— Stated goal —
Can you find the lines of the listing that include "this" and copy every one?

Saved data entries
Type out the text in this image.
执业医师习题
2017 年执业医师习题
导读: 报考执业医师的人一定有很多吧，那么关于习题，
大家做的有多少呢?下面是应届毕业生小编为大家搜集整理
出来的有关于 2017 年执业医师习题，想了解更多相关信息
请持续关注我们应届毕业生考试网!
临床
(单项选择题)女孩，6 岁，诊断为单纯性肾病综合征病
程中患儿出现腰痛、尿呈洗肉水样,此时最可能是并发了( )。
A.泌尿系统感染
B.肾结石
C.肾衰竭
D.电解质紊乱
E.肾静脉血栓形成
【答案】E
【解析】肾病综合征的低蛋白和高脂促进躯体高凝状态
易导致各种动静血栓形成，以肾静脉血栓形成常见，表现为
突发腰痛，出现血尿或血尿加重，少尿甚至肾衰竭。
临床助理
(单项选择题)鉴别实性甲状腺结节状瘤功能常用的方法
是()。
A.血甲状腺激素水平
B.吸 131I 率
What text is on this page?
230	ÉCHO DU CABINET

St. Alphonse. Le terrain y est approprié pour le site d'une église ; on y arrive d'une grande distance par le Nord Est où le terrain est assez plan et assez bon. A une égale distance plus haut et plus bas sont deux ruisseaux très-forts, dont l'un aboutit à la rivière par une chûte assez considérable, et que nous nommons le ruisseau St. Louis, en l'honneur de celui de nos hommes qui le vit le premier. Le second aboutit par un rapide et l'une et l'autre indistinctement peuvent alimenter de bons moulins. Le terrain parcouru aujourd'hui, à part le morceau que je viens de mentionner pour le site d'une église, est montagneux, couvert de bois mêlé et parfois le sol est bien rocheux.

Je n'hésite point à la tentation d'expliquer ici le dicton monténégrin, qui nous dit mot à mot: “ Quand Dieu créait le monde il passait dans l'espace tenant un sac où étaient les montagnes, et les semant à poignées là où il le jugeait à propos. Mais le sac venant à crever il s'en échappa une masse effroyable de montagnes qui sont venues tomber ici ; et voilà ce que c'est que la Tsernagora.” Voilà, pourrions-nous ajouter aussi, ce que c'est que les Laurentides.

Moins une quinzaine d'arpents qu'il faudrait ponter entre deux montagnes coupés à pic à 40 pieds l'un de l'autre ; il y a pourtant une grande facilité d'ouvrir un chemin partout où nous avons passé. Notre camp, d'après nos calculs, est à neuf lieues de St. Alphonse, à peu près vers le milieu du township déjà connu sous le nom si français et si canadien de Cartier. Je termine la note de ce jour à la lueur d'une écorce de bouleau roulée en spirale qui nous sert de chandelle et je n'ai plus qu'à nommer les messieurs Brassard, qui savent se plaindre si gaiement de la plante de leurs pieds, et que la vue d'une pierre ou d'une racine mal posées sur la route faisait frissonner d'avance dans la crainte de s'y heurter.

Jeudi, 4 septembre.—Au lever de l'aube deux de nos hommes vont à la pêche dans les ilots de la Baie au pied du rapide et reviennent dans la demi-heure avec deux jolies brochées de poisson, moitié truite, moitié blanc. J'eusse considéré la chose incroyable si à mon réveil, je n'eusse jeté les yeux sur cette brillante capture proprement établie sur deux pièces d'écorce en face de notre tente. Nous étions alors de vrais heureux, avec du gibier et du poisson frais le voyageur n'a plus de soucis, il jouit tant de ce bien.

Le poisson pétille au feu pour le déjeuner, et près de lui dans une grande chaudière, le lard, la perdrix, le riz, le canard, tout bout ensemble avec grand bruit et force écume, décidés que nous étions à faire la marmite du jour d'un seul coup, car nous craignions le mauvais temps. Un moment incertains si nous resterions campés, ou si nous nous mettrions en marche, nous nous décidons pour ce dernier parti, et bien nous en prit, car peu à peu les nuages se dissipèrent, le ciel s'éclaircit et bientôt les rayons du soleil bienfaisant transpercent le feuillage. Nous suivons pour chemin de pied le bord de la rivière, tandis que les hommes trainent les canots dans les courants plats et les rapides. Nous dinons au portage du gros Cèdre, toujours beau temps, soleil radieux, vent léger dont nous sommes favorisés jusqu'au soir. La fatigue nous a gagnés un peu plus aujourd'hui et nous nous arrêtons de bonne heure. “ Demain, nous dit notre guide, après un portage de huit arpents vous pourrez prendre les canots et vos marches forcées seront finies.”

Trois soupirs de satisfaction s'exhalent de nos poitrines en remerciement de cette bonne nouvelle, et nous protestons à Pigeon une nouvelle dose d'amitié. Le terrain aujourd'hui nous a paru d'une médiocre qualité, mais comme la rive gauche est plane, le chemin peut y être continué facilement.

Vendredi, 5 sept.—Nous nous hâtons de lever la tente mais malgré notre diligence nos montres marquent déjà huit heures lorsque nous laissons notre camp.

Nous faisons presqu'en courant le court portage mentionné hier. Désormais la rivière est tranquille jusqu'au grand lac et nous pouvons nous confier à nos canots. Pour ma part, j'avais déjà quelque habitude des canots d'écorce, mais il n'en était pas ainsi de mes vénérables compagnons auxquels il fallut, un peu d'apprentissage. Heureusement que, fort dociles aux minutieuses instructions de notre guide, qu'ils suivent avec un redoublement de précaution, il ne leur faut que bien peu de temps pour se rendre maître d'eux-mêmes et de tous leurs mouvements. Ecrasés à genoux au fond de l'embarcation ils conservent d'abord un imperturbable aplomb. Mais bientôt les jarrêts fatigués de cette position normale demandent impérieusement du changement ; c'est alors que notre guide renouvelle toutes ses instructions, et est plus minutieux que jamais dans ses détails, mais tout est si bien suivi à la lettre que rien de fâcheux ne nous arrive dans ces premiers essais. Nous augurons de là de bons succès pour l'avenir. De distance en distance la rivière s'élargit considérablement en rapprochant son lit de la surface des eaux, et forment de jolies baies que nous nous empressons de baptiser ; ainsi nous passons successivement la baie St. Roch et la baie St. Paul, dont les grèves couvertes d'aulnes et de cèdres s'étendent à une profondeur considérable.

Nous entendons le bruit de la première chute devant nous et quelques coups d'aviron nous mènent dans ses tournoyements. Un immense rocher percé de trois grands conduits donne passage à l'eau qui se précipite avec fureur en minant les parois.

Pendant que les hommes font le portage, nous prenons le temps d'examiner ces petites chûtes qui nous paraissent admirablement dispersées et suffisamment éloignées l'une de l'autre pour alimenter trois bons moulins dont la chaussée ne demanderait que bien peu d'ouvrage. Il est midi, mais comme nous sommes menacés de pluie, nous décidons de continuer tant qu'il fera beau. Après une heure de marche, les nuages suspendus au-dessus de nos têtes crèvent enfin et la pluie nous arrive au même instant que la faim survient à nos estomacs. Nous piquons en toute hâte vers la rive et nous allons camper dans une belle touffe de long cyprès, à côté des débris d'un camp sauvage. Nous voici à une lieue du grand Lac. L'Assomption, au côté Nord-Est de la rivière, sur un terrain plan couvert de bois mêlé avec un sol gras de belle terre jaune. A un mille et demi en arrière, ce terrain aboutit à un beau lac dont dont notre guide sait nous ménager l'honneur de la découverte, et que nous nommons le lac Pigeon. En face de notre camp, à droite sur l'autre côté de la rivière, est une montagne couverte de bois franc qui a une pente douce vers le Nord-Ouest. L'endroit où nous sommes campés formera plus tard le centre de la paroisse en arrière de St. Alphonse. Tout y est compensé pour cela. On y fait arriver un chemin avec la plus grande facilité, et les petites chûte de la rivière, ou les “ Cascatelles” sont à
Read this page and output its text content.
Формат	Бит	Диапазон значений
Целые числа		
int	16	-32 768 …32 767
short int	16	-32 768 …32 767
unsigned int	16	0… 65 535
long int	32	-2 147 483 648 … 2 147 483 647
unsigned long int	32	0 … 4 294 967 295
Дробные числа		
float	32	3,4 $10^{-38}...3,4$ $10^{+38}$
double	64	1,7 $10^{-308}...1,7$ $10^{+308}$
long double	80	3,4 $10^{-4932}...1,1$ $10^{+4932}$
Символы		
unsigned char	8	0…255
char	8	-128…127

— Task response —
Type out the text in this image.
What text is on this page?
Read this page and output its text content.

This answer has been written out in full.